[Stored entries]
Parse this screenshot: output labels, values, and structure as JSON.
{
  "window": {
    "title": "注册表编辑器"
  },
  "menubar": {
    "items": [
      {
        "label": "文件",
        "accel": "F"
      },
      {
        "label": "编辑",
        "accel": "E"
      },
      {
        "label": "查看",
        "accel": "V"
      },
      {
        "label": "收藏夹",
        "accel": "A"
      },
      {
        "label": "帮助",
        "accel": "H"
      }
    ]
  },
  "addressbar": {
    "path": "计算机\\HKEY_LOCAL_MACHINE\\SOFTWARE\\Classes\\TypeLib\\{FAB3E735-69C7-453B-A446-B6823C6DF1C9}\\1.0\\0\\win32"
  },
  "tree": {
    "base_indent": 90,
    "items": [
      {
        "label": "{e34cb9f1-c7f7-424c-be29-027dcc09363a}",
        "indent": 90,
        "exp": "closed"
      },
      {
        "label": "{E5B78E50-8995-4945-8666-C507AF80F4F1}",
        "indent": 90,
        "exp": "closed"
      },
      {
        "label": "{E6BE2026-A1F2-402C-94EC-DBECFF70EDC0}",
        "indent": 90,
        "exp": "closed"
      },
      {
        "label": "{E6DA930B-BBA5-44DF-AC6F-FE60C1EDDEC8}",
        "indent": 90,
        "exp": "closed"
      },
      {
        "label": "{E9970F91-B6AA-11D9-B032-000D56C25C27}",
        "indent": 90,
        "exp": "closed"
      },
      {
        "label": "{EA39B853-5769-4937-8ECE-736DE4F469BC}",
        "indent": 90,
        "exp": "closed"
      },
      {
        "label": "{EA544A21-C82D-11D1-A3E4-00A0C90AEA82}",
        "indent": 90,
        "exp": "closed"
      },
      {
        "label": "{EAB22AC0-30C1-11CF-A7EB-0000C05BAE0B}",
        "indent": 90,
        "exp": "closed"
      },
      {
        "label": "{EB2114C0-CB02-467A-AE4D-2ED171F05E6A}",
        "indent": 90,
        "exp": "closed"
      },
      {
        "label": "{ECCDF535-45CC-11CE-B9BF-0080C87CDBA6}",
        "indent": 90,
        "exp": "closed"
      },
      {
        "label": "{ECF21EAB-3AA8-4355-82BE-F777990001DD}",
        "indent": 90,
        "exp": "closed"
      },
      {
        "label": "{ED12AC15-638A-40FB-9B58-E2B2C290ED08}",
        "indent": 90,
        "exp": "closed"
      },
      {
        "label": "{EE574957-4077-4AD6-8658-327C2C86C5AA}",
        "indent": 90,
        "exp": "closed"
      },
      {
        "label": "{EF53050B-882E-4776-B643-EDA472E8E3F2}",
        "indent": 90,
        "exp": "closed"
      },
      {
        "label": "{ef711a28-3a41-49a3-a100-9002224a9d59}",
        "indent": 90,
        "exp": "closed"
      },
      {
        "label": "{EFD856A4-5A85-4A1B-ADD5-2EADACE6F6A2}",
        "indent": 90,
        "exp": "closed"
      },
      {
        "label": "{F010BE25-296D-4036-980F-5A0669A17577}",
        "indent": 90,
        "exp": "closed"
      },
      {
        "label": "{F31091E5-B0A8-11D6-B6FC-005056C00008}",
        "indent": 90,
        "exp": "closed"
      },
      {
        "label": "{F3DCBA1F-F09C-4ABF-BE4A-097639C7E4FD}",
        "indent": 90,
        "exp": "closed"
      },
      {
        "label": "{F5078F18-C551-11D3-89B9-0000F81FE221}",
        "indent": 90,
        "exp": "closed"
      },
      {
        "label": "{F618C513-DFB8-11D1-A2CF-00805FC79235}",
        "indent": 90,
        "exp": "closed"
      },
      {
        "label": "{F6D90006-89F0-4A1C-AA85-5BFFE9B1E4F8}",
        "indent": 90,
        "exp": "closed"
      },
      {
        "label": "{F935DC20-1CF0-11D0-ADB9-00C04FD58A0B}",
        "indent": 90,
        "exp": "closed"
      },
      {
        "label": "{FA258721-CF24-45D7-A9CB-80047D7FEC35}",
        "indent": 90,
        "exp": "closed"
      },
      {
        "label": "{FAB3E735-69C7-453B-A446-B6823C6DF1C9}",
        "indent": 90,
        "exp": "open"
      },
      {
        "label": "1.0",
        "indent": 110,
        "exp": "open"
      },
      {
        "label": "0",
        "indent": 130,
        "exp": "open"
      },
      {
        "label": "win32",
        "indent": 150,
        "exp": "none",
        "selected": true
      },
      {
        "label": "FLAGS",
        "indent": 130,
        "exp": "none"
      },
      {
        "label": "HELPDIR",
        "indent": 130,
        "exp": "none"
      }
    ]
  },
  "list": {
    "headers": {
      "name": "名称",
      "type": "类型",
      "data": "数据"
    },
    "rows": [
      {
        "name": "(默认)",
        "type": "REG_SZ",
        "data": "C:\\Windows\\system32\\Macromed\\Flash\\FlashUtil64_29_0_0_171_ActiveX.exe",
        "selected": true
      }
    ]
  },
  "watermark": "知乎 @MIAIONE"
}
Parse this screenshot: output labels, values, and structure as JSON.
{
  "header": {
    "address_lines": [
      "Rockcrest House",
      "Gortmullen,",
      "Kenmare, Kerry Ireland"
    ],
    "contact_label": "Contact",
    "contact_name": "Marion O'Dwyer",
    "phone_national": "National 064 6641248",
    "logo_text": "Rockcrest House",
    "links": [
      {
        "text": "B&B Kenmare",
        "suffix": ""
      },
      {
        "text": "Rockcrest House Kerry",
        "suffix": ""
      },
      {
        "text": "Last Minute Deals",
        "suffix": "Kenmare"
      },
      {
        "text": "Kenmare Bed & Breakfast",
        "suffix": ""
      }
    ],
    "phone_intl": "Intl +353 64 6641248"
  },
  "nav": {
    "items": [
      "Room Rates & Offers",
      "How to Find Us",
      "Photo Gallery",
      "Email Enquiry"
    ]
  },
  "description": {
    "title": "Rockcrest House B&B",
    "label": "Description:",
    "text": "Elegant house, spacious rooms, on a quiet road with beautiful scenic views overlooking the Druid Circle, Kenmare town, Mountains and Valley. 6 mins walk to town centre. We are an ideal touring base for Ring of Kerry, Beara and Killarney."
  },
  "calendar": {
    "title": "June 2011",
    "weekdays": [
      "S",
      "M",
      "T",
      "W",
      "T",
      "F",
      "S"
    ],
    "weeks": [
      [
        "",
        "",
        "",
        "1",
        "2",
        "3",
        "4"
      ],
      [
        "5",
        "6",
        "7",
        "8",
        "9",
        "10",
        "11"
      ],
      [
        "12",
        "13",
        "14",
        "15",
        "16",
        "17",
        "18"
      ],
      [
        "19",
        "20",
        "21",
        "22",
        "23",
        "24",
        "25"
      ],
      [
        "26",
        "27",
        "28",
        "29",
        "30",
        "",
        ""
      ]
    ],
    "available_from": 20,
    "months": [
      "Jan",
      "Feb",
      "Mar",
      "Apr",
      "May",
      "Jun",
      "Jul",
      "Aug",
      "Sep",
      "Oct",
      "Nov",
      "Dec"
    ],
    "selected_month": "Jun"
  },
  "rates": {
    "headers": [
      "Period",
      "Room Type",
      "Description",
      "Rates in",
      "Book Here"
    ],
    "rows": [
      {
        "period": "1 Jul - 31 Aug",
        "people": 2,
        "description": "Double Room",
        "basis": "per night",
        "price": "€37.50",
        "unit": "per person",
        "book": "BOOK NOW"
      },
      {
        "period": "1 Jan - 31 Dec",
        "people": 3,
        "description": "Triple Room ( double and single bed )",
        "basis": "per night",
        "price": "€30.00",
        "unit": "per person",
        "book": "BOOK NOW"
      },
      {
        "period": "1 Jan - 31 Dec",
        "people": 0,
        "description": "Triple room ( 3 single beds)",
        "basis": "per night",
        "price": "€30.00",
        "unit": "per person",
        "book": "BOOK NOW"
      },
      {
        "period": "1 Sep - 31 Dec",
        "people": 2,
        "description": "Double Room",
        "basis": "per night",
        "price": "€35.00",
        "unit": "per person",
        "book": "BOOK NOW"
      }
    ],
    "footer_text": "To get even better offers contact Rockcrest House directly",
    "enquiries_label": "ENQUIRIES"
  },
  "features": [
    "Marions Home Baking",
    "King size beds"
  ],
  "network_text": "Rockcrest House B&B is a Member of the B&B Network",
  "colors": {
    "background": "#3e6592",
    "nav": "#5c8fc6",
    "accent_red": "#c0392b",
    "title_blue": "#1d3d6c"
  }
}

**GIVEN PROBLEM**
Locate the word "Triple" in the entries, and copy every line where it is found.

**SOLUTION FOR THIS PROBLEM**
        "description": "Triple Room ( double and single bed )",
        "description": "Triple room ( 3 single beds)",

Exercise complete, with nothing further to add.